┌──

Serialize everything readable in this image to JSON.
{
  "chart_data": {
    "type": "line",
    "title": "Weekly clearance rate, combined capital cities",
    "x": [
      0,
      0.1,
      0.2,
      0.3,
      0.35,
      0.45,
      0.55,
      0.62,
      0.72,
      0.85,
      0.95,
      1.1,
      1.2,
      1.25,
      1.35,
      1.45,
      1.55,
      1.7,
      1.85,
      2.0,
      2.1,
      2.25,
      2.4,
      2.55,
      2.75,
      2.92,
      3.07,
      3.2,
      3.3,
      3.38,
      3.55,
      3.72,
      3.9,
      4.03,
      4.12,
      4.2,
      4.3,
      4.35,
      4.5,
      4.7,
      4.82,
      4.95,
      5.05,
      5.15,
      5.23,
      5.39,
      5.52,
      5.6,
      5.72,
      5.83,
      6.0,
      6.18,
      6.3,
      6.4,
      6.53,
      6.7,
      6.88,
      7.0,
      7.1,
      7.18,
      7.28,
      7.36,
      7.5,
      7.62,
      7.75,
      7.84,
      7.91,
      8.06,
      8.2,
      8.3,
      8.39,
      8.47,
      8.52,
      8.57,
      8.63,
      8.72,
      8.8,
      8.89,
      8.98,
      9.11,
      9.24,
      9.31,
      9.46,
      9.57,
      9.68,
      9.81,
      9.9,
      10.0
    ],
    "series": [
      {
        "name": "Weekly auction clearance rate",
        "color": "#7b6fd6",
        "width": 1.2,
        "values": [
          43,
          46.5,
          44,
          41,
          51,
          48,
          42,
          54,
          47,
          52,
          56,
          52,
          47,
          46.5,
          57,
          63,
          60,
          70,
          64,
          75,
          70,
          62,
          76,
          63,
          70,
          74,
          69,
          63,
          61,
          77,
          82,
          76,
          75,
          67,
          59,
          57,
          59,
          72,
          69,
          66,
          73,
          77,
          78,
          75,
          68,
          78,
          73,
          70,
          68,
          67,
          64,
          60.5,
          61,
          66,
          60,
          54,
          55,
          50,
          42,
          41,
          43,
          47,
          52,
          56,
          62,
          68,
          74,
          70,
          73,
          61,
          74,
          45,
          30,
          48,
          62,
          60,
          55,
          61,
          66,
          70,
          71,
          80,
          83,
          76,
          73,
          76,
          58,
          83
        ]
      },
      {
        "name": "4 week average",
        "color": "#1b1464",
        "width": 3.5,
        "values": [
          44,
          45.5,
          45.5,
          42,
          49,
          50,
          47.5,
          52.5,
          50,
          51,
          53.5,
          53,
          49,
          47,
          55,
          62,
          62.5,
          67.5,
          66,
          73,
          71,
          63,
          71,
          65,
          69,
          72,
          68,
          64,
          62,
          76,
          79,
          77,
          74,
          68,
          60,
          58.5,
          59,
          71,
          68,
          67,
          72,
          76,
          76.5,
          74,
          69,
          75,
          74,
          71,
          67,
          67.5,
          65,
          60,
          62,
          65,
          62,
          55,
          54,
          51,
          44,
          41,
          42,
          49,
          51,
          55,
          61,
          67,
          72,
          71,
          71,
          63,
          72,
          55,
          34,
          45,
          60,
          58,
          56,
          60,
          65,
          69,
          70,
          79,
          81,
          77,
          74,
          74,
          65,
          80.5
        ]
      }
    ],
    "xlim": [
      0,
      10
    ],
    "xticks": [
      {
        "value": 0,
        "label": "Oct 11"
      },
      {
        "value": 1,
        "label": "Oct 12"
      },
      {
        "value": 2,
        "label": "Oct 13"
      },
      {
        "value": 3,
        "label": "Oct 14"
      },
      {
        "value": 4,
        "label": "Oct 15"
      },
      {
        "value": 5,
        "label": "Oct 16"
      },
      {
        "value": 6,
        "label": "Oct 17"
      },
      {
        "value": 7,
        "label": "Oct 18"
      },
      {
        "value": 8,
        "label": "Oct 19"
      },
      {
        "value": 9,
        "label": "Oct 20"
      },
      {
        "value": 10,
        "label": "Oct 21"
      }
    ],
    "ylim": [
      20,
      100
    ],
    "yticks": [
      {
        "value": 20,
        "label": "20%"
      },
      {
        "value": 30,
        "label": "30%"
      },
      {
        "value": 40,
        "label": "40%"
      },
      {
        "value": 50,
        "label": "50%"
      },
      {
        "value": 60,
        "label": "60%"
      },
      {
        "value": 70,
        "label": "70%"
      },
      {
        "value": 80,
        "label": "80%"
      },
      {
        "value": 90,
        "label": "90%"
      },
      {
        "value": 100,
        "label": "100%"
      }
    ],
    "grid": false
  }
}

└──
┌──

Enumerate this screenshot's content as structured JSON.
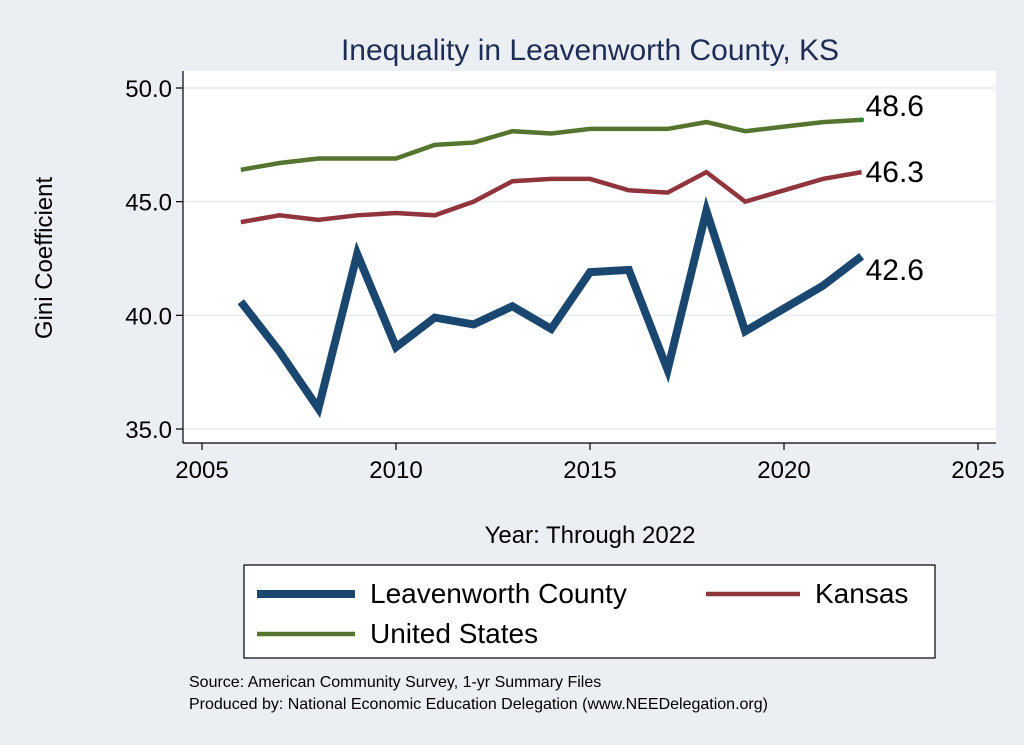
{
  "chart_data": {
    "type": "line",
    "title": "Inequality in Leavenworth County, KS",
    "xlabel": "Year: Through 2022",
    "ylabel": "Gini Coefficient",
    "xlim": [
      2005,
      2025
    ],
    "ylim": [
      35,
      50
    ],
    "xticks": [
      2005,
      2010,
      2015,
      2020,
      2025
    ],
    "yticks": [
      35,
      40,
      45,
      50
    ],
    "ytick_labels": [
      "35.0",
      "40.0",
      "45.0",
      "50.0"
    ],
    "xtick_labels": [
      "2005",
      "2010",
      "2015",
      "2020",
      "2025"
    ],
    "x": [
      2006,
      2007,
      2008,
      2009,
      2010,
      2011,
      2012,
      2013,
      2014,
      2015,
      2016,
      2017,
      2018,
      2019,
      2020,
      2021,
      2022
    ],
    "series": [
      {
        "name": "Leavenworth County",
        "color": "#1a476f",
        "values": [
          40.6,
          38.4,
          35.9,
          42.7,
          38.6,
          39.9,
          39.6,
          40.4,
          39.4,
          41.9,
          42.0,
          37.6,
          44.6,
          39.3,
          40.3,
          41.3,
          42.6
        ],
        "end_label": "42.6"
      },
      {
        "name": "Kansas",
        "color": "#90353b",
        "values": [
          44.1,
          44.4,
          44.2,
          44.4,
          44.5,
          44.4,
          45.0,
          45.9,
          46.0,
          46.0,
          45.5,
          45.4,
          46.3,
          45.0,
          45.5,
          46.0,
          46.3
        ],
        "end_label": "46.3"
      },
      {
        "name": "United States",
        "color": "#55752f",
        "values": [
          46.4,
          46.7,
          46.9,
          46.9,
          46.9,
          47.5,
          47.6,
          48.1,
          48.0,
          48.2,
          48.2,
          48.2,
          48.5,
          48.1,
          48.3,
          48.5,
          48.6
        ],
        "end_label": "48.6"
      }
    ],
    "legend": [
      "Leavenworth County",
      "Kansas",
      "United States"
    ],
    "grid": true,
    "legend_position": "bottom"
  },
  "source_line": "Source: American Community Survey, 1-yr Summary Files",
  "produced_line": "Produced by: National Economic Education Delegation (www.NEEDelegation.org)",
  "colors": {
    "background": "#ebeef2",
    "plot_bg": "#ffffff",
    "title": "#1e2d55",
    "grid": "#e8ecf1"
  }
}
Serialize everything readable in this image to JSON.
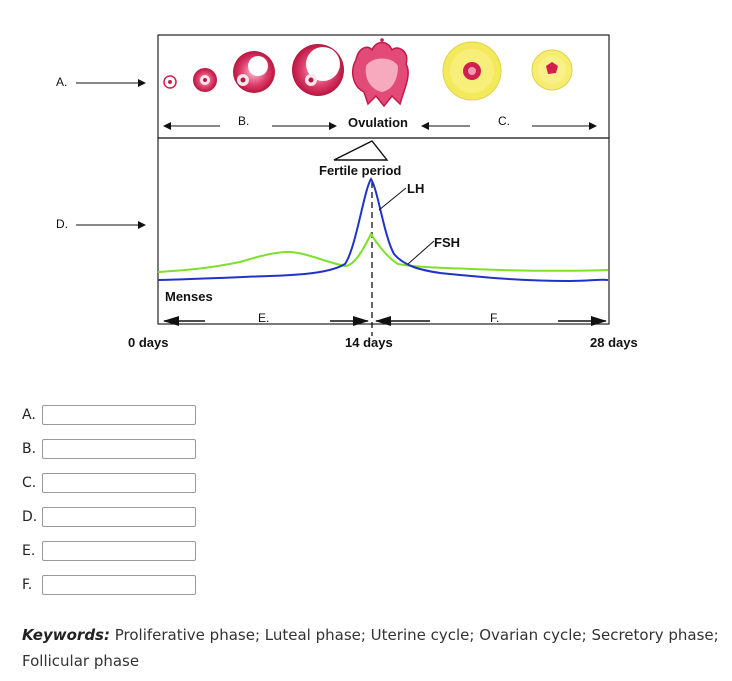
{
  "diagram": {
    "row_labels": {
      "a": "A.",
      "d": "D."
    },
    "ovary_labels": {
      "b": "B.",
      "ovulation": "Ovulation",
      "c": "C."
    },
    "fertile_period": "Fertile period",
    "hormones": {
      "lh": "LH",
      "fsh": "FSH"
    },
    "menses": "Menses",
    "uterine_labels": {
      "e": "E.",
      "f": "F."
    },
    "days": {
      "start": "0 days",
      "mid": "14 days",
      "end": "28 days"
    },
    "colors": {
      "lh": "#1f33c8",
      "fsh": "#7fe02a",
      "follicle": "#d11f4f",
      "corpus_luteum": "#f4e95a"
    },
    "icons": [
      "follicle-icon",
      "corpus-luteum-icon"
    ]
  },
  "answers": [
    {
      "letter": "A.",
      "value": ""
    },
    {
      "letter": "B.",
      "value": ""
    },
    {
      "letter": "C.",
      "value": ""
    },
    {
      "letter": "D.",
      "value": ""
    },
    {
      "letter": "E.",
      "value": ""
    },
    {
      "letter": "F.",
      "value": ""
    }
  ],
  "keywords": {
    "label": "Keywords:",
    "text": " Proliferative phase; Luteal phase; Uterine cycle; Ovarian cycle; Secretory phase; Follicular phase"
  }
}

└──

**The task**:
From the data above, show each line that contains "clearance".

**Expected output**:
    "title": "Weekly clearance rate, combined capital cities",
        "name": "Weekly auction clearance rate",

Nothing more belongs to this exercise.